REQUEST: Look below. Copy each line that has "упаковки" in it.

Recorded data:

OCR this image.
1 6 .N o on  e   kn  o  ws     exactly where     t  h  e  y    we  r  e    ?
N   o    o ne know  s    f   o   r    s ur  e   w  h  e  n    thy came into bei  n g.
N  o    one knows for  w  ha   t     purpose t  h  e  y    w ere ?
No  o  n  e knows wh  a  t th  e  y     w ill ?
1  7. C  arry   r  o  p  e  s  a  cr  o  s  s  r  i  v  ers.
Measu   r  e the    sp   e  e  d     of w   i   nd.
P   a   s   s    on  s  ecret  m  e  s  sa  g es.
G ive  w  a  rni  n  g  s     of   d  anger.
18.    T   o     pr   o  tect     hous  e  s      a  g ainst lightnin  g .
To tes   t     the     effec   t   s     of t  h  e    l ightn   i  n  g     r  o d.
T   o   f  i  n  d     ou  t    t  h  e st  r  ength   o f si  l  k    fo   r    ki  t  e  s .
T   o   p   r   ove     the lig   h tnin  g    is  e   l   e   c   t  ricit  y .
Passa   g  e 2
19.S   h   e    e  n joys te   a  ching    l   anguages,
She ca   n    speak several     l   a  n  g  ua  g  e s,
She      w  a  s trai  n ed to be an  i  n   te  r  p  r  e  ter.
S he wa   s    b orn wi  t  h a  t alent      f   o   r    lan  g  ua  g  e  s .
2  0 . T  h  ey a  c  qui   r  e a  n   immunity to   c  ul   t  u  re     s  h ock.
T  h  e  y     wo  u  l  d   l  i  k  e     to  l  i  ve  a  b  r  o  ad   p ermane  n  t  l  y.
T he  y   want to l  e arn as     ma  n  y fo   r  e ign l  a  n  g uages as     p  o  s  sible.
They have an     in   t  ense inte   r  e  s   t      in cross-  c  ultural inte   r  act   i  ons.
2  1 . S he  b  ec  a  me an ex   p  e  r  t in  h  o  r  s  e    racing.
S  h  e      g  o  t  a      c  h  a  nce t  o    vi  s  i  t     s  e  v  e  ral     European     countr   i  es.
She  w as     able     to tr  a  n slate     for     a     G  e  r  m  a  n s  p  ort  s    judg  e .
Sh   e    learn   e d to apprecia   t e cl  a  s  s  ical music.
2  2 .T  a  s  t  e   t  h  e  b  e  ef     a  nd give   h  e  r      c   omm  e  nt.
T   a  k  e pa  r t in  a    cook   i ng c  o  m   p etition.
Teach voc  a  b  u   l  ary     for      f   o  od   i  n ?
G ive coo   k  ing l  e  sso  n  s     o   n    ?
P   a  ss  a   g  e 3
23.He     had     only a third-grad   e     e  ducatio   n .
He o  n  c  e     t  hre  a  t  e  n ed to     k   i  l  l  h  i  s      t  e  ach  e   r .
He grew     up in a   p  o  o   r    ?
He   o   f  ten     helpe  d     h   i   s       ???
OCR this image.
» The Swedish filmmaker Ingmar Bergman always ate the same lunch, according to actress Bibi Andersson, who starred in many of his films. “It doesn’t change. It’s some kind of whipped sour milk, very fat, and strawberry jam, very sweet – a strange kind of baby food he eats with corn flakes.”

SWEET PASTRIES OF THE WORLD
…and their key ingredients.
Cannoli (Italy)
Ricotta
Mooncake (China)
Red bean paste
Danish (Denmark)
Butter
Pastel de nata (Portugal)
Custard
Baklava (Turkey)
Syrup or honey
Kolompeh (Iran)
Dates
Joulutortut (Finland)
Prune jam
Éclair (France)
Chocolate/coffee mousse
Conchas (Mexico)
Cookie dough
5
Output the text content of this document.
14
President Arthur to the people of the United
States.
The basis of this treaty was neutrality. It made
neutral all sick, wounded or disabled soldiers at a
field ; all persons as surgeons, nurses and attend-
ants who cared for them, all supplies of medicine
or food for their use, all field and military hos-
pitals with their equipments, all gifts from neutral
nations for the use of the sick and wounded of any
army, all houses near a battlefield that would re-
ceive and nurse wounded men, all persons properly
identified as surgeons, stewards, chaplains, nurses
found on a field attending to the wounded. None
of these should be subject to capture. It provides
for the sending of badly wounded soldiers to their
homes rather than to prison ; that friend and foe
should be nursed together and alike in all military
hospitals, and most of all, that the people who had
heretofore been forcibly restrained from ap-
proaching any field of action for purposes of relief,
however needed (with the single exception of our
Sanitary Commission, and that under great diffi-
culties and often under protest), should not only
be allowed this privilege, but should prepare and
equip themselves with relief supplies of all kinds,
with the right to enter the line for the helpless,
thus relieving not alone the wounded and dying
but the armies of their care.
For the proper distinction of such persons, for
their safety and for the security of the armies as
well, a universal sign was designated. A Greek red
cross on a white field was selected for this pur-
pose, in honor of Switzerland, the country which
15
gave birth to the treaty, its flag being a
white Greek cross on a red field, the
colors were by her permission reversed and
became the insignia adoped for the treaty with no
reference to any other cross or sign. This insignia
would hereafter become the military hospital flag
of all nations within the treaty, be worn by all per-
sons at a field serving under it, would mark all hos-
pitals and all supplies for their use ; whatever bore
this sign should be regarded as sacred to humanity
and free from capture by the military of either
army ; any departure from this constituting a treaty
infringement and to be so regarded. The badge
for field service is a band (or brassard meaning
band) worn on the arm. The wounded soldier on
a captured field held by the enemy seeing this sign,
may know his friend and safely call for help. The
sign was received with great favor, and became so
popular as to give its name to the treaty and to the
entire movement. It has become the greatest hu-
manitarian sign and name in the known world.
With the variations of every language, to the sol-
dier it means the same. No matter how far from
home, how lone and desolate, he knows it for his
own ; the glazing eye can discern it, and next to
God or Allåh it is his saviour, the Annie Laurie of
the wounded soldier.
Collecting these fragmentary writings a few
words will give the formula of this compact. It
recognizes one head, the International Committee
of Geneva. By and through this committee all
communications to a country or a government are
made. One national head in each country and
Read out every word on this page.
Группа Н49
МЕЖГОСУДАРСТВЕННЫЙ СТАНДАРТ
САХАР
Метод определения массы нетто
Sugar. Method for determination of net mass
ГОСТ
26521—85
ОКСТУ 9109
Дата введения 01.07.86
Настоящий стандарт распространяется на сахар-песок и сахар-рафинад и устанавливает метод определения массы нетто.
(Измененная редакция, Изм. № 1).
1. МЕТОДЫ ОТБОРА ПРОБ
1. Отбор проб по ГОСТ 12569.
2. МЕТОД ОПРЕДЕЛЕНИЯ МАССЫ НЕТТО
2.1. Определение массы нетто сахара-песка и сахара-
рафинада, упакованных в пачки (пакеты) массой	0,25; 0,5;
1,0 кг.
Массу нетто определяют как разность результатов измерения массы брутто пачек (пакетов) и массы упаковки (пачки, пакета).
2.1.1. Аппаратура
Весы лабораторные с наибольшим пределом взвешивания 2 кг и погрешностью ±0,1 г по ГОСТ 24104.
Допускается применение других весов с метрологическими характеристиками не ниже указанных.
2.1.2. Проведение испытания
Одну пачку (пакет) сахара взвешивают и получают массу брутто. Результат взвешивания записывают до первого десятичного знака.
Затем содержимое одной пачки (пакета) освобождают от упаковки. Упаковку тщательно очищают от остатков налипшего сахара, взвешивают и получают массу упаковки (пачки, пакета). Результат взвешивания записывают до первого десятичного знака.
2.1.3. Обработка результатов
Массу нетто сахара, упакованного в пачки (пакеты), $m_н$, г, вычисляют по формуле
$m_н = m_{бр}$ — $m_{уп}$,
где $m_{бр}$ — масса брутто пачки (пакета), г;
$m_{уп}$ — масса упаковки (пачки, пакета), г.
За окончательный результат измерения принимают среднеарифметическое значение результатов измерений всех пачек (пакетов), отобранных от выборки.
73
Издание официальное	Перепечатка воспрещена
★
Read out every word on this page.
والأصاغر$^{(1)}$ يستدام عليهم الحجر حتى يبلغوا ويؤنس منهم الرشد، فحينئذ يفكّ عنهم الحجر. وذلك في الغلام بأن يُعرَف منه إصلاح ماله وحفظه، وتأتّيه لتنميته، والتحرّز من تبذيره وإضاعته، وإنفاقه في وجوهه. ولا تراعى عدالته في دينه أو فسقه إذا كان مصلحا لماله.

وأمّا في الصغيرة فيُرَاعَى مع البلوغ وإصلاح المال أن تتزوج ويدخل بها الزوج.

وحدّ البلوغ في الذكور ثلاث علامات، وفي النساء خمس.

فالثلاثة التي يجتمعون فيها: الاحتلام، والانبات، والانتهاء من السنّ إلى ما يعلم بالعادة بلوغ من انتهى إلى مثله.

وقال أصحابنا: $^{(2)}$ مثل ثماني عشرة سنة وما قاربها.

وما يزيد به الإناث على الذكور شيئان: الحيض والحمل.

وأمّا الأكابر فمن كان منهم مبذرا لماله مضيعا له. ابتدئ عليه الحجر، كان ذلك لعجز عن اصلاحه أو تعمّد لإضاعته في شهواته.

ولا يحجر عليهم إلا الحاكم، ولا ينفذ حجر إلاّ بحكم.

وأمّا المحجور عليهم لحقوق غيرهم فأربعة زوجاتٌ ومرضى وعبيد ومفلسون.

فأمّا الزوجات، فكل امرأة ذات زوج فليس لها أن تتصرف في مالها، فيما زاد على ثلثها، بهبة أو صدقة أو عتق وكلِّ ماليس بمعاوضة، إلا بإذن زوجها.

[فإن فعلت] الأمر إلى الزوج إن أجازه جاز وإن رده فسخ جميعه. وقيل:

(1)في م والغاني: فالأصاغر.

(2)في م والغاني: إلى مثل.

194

COMPLETED TASK:
Массу нетто определяют как разность результатов измерения массы брутто пачек (пакетов) и массы упаковки (пачки, пакета).
Затем содержимое одной пачки (пакета) освобождают от упаковки. Упаковку тщательно очищают от остатков налипшего сахара, взвешивают и получают массу упаковки (пачки, пакета). Результат взвешивания записывают до первого десятичного знака.
$m_{уп}$ — масса упаковки (пачки, пакета), г.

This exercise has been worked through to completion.